(Dataset excerpts)
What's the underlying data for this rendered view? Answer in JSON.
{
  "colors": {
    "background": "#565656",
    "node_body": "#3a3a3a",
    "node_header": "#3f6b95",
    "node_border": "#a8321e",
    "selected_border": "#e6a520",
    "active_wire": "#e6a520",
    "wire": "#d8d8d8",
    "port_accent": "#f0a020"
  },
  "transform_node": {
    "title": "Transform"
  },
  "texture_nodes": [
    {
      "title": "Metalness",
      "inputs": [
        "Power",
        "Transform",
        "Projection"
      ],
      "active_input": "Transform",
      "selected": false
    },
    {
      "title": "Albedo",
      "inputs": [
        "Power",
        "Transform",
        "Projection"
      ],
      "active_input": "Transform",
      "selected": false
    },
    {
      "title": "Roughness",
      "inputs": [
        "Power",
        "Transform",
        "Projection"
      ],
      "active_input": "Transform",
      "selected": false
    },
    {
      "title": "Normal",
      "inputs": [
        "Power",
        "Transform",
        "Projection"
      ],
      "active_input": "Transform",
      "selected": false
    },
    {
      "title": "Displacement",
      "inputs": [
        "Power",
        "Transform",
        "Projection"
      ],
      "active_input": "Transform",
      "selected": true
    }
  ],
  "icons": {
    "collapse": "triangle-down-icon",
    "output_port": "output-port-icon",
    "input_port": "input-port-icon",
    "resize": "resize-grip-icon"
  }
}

EXERCISE PROMPT =>
Each line of the material should be duplicated exactly, please.

COMPLETE OUTPUT =>
What's the underlying data for this rendered view? Answer in JSON.
{
  "colors": {
    "background": "#565656",
    "node_body": "#3a3a3a",
    "node_header": "#3f6b95",
    "node_border": "#a8321e",
    "selected_border": "#e6a520",
    "active_wire": "#e6a520",
    "wire": "#d8d8d8",
    "port_accent": "#f0a020"
  },
  "transform_node": {
    "title": "Transform"
  },
  "texture_nodes": [
    {
      "title": "Metalness",
      "inputs": [
        "Power",
        "Transform",
        "Projection"
      ],
      "active_input": "Transform",
      "selected": false
    },
    {
      "title": "Albedo",
      "inputs": [
        "Power",
        "Transform",
        "Projection"
      ],
      "active_input": "Transform",
      "selected": false
    },
    {
      "title": "Roughness",
      "inputs": [
        "Power",
        "Transform",
        "Projection"
      ],
      "active_input": "Transform",
      "selected": false
    },
    {
      "title": "Normal",
      "inputs": [
        "Power",
        "Transform",
        "Projection"
      ],
      "active_input": "Transform",
      "selected": false
    },
    {
      "title": "Displacement",
      "inputs": [
        "Power",
        "Transform",
        "Projection"
      ],
      "active_input": "Transform",
      "selected": true
    }
  ],
  "icons": {
    "collapse": "triangle-down-icon",
    "output_port": "output-port-icon",
    "input_port": "input-port-icon",
    "resize": "resize-grip-icon"
  }
}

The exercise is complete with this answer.